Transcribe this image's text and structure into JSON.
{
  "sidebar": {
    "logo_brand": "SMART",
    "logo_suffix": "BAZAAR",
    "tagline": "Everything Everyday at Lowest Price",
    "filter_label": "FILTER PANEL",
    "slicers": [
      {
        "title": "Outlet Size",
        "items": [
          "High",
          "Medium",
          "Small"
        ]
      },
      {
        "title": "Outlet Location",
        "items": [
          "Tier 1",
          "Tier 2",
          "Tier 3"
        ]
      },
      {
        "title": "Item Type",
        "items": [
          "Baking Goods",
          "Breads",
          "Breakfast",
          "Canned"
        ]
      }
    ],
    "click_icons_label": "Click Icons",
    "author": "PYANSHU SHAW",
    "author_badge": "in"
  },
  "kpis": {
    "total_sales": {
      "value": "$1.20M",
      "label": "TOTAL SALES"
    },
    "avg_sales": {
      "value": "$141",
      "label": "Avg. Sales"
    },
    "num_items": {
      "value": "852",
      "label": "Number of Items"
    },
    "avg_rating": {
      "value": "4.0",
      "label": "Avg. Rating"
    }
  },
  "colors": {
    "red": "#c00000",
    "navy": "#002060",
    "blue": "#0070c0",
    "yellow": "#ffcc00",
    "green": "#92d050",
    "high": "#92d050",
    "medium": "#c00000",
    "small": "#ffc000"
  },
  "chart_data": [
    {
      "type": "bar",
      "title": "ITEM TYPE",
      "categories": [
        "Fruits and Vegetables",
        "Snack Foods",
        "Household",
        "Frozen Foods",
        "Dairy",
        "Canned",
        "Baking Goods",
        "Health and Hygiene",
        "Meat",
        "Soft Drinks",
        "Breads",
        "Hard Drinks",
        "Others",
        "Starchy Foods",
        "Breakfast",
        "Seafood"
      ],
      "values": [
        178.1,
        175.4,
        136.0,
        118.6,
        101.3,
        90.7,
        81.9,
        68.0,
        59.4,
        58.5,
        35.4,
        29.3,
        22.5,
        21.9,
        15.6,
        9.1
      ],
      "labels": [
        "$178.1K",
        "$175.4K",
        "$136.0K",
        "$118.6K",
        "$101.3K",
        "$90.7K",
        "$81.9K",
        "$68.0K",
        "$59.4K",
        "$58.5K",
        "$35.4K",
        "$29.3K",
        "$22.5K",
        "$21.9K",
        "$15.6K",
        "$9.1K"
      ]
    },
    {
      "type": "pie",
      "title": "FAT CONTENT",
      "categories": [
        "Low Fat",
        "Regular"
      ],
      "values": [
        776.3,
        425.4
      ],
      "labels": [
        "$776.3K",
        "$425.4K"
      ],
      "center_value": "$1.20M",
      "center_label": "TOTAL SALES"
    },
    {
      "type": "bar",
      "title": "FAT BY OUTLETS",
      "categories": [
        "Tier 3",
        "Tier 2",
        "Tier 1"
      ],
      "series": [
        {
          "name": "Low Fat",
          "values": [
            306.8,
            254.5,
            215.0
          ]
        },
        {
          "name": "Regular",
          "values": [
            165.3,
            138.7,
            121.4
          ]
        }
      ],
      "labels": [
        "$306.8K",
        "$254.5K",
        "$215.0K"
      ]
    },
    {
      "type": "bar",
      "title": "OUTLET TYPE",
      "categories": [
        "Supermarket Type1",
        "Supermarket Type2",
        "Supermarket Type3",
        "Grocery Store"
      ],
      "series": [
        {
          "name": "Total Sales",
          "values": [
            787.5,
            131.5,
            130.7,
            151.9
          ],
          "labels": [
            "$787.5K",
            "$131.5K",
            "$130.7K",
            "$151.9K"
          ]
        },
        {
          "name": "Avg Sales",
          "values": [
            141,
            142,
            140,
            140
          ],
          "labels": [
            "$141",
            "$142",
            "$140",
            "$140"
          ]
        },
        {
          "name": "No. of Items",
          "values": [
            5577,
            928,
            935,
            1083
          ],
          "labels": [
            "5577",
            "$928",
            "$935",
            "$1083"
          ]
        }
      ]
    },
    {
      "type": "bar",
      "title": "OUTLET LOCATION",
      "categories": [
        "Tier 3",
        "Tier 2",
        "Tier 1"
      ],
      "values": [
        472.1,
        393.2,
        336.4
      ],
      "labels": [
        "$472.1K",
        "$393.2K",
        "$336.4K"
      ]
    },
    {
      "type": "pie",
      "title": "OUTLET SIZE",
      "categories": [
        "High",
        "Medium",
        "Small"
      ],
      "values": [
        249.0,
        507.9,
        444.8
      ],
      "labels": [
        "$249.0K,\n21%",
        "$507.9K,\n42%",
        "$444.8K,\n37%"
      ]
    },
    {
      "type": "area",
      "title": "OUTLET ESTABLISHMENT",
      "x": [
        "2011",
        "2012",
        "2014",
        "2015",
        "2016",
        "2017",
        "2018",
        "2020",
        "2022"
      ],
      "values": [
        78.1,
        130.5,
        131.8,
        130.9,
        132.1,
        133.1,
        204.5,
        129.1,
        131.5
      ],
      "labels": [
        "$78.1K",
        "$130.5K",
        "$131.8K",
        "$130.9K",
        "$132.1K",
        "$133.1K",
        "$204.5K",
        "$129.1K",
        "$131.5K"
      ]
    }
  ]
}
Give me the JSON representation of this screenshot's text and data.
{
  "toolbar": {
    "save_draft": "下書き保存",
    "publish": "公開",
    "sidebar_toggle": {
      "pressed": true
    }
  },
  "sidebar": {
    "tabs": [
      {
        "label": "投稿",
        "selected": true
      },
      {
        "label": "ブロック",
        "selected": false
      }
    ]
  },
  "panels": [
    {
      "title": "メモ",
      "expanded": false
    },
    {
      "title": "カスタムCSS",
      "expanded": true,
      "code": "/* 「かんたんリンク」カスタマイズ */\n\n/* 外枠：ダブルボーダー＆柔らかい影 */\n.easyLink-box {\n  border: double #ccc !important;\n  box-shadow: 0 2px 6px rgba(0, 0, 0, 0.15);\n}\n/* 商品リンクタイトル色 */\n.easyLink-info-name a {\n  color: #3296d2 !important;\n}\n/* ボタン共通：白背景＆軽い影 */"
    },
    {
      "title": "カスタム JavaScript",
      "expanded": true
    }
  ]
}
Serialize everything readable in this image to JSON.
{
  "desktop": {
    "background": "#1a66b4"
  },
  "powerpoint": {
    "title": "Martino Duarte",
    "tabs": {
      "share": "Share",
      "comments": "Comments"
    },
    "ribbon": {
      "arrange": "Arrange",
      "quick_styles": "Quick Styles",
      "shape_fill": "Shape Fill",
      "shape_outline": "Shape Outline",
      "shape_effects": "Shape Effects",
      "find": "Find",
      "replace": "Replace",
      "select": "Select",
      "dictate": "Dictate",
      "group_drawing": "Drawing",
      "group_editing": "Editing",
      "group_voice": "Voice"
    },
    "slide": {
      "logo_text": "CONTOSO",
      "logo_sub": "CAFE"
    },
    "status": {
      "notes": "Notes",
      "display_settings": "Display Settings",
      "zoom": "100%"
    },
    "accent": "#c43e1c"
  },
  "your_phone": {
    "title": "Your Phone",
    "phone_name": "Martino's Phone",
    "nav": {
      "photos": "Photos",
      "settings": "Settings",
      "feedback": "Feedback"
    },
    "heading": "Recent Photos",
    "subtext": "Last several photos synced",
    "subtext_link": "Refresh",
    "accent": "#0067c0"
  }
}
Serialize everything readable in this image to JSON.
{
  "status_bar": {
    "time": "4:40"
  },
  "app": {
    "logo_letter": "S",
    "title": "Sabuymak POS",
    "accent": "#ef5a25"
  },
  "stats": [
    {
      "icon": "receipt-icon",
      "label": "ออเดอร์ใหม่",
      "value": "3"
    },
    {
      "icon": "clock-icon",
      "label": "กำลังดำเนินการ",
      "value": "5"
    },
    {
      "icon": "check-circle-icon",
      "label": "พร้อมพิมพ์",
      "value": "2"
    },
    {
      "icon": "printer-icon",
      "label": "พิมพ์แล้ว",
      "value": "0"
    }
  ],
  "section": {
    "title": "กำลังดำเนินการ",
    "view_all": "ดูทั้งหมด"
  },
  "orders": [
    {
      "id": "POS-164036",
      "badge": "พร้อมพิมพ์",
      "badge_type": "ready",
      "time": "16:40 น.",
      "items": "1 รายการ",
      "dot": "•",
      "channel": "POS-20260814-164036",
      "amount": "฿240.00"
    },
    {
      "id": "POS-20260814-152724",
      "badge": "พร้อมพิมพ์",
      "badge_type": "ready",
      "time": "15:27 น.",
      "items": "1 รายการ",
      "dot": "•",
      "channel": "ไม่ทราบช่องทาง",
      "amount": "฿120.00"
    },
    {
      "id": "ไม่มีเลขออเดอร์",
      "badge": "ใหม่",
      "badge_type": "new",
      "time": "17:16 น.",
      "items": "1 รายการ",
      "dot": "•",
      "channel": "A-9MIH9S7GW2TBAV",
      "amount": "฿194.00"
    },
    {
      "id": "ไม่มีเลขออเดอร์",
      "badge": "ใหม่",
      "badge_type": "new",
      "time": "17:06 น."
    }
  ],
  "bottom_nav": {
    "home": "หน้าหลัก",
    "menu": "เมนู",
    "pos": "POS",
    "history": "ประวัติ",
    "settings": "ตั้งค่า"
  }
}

□ □ □ □ □ □ □

* **Your instructions**
Report back each line of the entries that holds the string "accent".

* **Complete answer**
    "accent": "#c43e1c"
    "accent": "#0067c0"
    "accent": "#ef5a25"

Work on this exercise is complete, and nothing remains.